[START OF SUPPLIED MATERIAL]
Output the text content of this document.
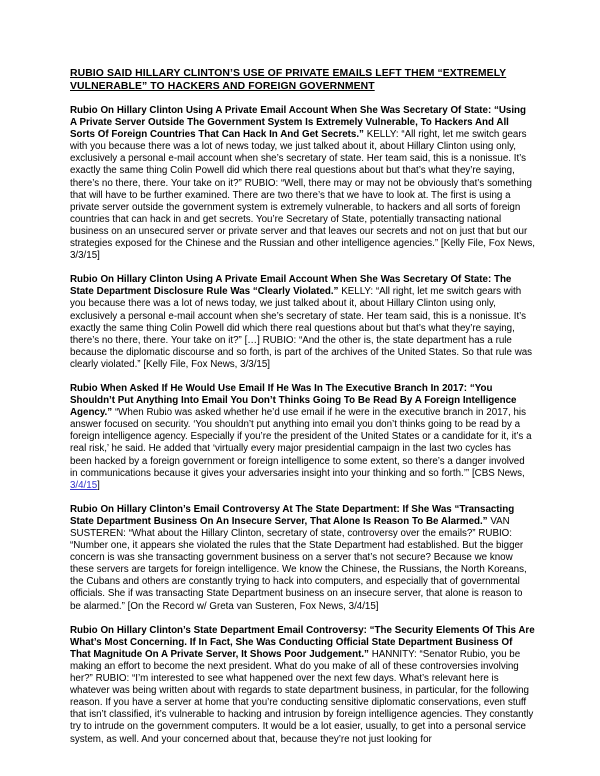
RUBIO SAID HILLARY CLINTON’S USE OF PRIVATE EMAILS LEFT THEM “EXTREMELY VULNERABLE” TO HACKERS AND FOREIGN GOVERNMENT

Rubio On Hillary Clinton Using A Private Email Account When She Was Secretary Of State: “Using A Private Server Outside The Government System Is Extremely Vulnerable, To Hackers And All Sorts Of Foreign Countries That Can Hack In And Get Secrets.” KELLY: “All right, let me switch gears with you because there was a lot of news today, we just talked about it, about Hillary Clinton using only, exclusively a personal e-mail account when she’s secretary of state. Her team said, this is a nonissue. It’s exactly the same thing Colin Powell did which there real questions about but that’s what they’re saying, there’s no there, there. Your take on it?” RUBIO: “Well, there may or may not be obviously that’s something that will have to be further examined. There are two there’s that we have to look at. The first is using a private server outside the government system is extremely vulnerable, to hackers and all sorts of foreign countries that can hack in and get secrets. You’re Secretary of State, potentially transacting national business on an unsecured server or private server and that leaves our secrets and not on just that but our strategies exposed for the Chinese and the Russian and other intelligence agencies.” [Kelly File, Fox News, 3/3/15]

Rubio On Hillary Clinton Using A Private Email Account When She Was Secretary Of State: The State Department Disclosure Rule Was “Clearly Violated.” KELLY: “All right, let me switch gears with you because there was a lot of news today, we just talked about it, about Hillary Clinton using only, exclusively a personal e-mail account when she’s secretary of state. Her team said, this is a nonissue. It’s exactly the same thing Colin Powell did which there real questions about but that’s what they’re saying, there’s no there, there. Your take on it?” […] RUBIO: “And the other is, the state department has a rule because the diplomatic discourse and so forth, is part of the archives of the United States. So that rule was clearly violated.” [Kelly File, Fox News, 3/3/15]

Rubio When Asked If He Would Use Email If He Was In The Executive Branch In 2017: “You Shouldn’t Put Anything Into Email You Don’t Thinks Going To Be Read By A Foreign Intelligence Agency.” “When Rubio was asked whether he’d use email if he were in the executive branch in 2017, his answer focused on security. ‘You shouldn’t put anything into email you don’t thinks going to be read by a foreign intelligence agency. Especially if you’re the president of the United States or a candidate for it, it’s a real risk,’ he said. He added that ‘virtually every major presidential campaign in the last two cycles has been hacked by a foreign government or foreign intelligence to some extent, so there’s a danger involved in communications because it gives your adversaries insight into your thinking and so forth.’” [CBS News, 3/4/15]

Rubio On Hillary Clinton’s Email Controversy At The State Department: If She Was “Transacting State Department Business On An Insecure Server, That Alone Is Reason To Be Alarmed.” VAN SUSTEREN: “What about the Hillary Clinton, secretary of state, controversy over the emails?” RUBIO: “Number one, it appears she violated the rules that the State Department had established. But the bigger concern is was she transacting government business on a server that’s not secure? Because we know these servers are targets for foreign intelligence. We know the Chinese, the Russians, the North Koreans, the Cubans and others are constantly trying to hack into computers, and especially that of governmental officials. She if was transacting State Department business on an insecure server, that alone is reason to be alarmed.” [On the Record w/ Greta van Susteren, Fox News, 3/4/15]

Rubio On Hillary Clinton’s State Department Email Controversy: “The Security Elements Of This Are What’s Most Concerning. If In Fact, She Was Conducting Official State Department Business Of That Magnitude On A Private Server, It Shows Poor Judgement.” HANNITY: “Senator Rubio, you be making an effort to become the next president. What do you make of all of these controversies involving her?” RUBIO: “I’m interested to see what happened over the next few days. What’s relevant here is whatever was being written about with regards to state department business, in particular, for the following reason. If you have a server at home that you’re conducting sensitive diplomatic conservations, even stuff that isn’t classified, it’s vulnerable to hacking and intrusion by foreign intelligence agencies. They constantly try to intrude on the government computers. It would be a lot easier, usually, to get into a personal service system, as well. And your concerned about that, because they’re not just looking for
[END OF SUPPLIED MATERIAL]
EXERCISE GOAL: Do not include the images; transcribe the rest of the listing exactly.

WRITTEN RESPONSE:
Output the text content of this document.
RUBIO SAID HILLARY CLINTON’S USE OF PRIVATE EMAILS LEFT THEM “EXTREMELY VULNERABLE” TO HACKERS AND FOREIGN GOVERNMENT

Rubio On Hillary Clinton Using A Private Email Account When She Was Secretary Of State: “Using A Private Server Outside The Government System Is Extremely Vulnerable, To Hackers And All Sorts Of Foreign Countries That Can Hack In And Get Secrets.” KELLY: “All right, let me switch gears with you because there was a lot of news today, we just talked about it, about Hillary Clinton using only, exclusively a personal e-mail account when she’s secretary of state. Her team said, this is a nonissue. It’s exactly the same thing Colin Powell did which there real questions about but that’s what they’re saying, there’s no there, there. Your take on it?” RUBIO: “Well, there may or may not be obviously that’s something that will have to be further examined. There are two there’s that we have to look at. The first is using a private server outside the government system is extremely vulnerable, to hackers and all sorts of foreign countries that can hack in and get secrets. You’re Secretary of State, potentially transacting national business on an unsecured server or private server and that leaves our secrets and not on just that but our strategies exposed for the Chinese and the Russian and other intelligence agencies.” [Kelly File, Fox News, 3/3/15]

Rubio On Hillary Clinton Using A Private Email Account When She Was Secretary Of State: The State Department Disclosure Rule Was “Clearly Violated.” KELLY: “All right, let me switch gears with you because there was a lot of news today, we just talked about it, about Hillary Clinton using only, exclusively a personal e-mail account when she’s secretary of state. Her team said, this is a nonissue. It’s exactly the same thing Colin Powell did which there real questions about but that’s what they’re saying, there’s no there, there. Your take on it?” […] RUBIO: “And the other is, the state department has a rule because the diplomatic discourse and so forth, is part of the archives of the United States. So that rule was clearly violated.” [Kelly File, Fox News, 3/3/15]

Rubio When Asked If He Would Use Email If He Was In The Executive Branch In 2017: “You Shouldn’t Put Anything Into Email You Don’t Thinks Going To Be Read By A Foreign Intelligence Agency.” “When Rubio was asked whether he’d use email if he were in the executive branch in 2017, his answer focused on security. ‘You shouldn’t put anything into email you don’t thinks going to be read by a foreign intelligence agency. Especially if you’re the president of the United States or a candidate for it, it’s a real risk,’ he said. He added that ‘virtually every major presidential campaign in the last two cycles has been hacked by a foreign government or foreign intelligence to some extent, so there’s a danger involved in communications because it gives your adversaries insight into your thinking and so forth.’” [CBS News, 3/4/15]

Rubio On Hillary Clinton’s Email Controversy At The State Department: If She Was “Transacting State Department Business On An Insecure Server, That Alone Is Reason To Be Alarmed.” VAN SUSTEREN: “What about the Hillary Clinton, secretary of state, controversy over the emails?” RUBIO: “Number one, it appears she violated the rules that the State Department had established. But the bigger concern is was she transacting government business on a server that’s not secure? Because we know these servers are targets for foreign intelligence. We know the Chinese, the Russians, the North Koreans, the Cubans and others are constantly trying to hack into computers, and especially that of governmental officials. She if was transacting State Department business on an insecure server, that alone is reason to be alarmed.” [On the Record w/ Greta van Susteren, Fox News, 3/4/15]

Rubio On Hillary Clinton’s State Department Email Controversy: “The Security Elements Of This Are What’s Most Concerning. If In Fact, She Was Conducting Official State Department Business Of That Magnitude On A Private Server, It Shows Poor Judgement.” HANNITY: “Senator Rubio, you be making an effort to become the next president. What do you make of all of these controversies involving her?” RUBIO: “I’m interested to see what happened over the next few days. What’s relevant here is whatever was being written about with regards to state department business, in particular, for the following reason. If you have a server at home that you’re conducting sensitive diplomatic conservations, even stuff that isn’t classified, it’s vulnerable to hacking and intrusion by foreign intelligence agencies. They constantly try to intrude on the government computers. It would be a lot easier, usually, to get into a personal service system, as well. And your concerned about that, because they’re not just looking for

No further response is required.